#### [What to work on]
Filter the entries below, keeping every line that has the word "this".

── Dataset rows ──

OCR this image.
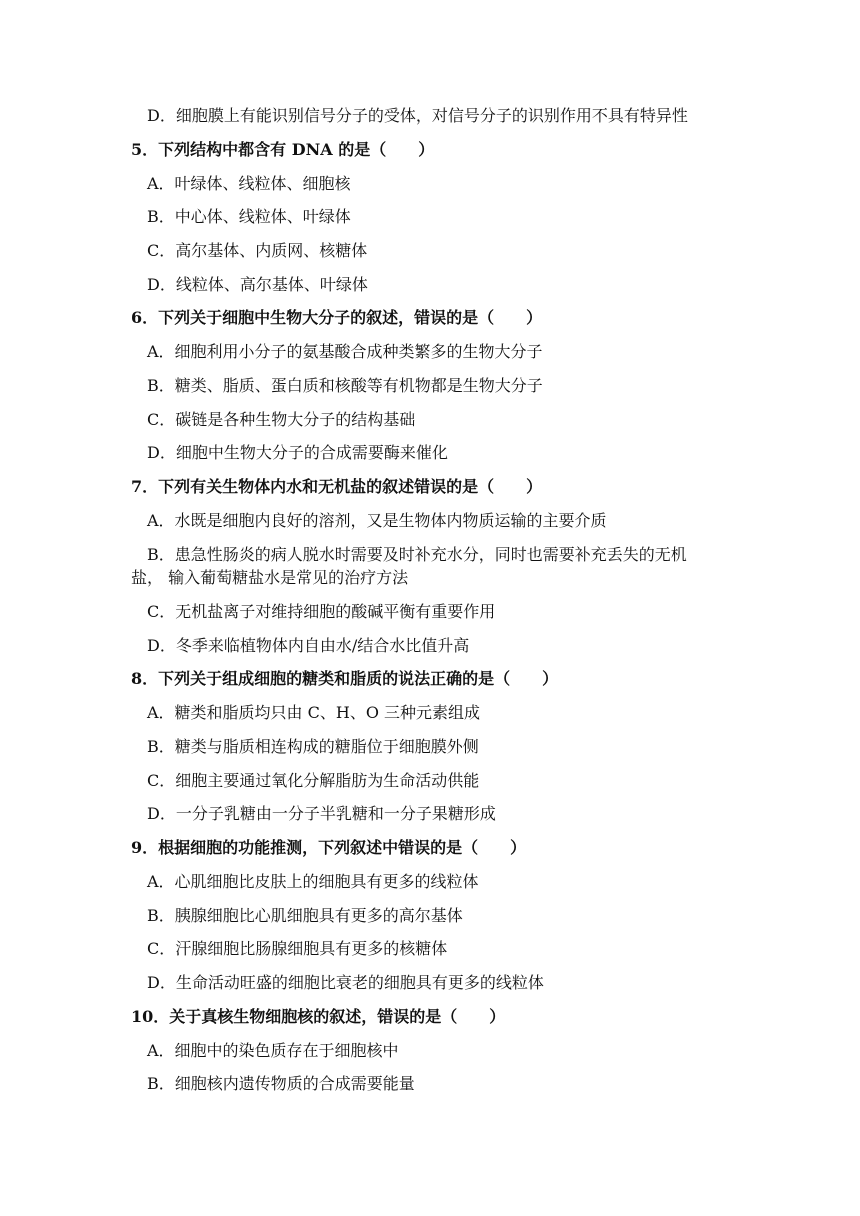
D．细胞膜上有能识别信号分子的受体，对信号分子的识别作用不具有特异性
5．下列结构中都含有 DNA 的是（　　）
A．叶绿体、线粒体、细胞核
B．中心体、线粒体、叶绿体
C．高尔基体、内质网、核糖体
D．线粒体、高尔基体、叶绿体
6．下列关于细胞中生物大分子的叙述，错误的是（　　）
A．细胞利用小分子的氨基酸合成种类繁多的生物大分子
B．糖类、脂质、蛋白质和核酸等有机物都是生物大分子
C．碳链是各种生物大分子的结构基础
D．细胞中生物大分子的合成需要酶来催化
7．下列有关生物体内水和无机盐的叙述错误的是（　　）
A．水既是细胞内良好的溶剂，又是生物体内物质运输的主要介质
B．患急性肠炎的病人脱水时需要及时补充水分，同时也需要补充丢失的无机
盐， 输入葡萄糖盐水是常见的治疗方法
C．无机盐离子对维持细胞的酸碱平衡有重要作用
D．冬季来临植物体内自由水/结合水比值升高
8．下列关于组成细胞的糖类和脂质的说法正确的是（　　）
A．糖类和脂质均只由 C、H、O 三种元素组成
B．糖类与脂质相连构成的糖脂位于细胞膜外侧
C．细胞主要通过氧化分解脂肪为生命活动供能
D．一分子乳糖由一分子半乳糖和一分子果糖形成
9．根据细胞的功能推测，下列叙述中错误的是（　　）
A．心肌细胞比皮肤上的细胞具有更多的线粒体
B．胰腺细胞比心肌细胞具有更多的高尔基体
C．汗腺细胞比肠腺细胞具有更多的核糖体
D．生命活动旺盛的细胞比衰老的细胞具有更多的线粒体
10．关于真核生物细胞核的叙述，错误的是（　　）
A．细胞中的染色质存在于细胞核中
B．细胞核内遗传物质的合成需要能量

───
── Dataset rows ──

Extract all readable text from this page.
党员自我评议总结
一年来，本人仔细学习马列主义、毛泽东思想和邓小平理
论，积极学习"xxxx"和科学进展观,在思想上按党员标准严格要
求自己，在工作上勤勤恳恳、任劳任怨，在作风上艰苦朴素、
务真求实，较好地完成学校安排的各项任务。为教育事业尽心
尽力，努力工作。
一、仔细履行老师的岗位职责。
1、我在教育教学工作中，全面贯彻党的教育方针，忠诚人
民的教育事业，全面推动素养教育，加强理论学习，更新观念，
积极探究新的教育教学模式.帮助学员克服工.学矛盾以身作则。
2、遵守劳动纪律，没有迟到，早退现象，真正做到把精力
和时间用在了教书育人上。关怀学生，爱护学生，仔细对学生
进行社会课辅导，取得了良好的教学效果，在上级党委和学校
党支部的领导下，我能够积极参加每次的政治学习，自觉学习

───

#### [Result of the task]
OCR this image.
Extract all readable text from this page.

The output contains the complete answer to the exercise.